◆ Stored rows ◆
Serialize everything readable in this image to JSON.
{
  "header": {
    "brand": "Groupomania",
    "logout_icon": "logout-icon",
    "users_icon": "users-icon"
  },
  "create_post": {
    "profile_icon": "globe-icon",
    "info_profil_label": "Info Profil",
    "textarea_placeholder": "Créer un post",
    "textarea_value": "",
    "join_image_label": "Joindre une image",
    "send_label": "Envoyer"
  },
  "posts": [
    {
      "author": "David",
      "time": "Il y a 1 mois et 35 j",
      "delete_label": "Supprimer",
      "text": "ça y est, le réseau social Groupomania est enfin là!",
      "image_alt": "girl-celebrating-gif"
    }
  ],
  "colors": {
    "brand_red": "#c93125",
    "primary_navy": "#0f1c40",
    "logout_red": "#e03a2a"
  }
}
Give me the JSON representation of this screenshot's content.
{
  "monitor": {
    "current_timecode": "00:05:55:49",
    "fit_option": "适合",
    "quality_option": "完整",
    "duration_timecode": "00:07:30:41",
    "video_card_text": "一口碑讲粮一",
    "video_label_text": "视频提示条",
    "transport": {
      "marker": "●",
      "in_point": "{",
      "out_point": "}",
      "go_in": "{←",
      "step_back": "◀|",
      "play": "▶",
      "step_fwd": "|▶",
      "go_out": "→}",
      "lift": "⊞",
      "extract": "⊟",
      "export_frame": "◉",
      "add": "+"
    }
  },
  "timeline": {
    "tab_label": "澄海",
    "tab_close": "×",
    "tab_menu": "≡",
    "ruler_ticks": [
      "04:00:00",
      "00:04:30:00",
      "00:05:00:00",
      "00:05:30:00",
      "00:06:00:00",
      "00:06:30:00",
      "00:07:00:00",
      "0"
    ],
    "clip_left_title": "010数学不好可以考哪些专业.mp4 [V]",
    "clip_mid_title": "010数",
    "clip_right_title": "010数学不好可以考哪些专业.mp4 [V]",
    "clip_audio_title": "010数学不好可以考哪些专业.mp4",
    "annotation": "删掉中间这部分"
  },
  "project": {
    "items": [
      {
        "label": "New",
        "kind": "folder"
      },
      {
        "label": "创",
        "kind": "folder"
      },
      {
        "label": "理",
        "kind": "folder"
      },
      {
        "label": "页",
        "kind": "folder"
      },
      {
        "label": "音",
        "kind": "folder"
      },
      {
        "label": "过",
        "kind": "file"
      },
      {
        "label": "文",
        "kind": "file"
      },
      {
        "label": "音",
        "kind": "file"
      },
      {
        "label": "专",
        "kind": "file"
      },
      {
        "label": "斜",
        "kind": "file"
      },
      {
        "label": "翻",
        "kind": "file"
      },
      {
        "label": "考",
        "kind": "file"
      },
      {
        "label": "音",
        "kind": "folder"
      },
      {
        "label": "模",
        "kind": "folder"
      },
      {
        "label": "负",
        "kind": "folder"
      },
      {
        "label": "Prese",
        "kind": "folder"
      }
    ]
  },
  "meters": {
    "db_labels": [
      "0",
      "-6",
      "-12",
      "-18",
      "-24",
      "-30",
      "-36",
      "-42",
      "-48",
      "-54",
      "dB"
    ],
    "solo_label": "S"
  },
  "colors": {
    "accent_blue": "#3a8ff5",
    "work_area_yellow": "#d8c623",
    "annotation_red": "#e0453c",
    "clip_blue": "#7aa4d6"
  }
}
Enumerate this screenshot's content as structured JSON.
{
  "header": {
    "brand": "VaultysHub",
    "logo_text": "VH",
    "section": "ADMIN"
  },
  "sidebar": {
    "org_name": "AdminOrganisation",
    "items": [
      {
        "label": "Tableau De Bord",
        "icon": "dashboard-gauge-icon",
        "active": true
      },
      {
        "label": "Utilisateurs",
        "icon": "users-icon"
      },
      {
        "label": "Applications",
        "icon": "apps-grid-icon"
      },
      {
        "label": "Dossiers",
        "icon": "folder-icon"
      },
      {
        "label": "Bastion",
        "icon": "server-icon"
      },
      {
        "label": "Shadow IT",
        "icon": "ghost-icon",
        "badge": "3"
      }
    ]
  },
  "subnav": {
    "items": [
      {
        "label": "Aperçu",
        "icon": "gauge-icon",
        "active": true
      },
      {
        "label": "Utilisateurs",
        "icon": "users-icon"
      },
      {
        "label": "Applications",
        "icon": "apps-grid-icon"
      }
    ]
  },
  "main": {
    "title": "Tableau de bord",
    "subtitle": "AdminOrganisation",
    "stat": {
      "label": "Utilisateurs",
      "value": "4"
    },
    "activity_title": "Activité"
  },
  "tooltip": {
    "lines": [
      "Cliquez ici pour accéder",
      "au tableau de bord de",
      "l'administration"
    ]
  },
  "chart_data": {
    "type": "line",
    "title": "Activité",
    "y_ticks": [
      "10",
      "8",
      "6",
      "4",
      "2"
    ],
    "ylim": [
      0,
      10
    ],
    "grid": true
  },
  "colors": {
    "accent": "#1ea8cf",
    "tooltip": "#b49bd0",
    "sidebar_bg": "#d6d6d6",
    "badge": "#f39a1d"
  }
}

◆ Written request ◆
Copy, from the material, each line that holds the string "Groupomania".

◆ Expected answer ◆
    "brand": "Groupomania",
      "text": "ça y est, le réseau social Groupomania est enfin là!",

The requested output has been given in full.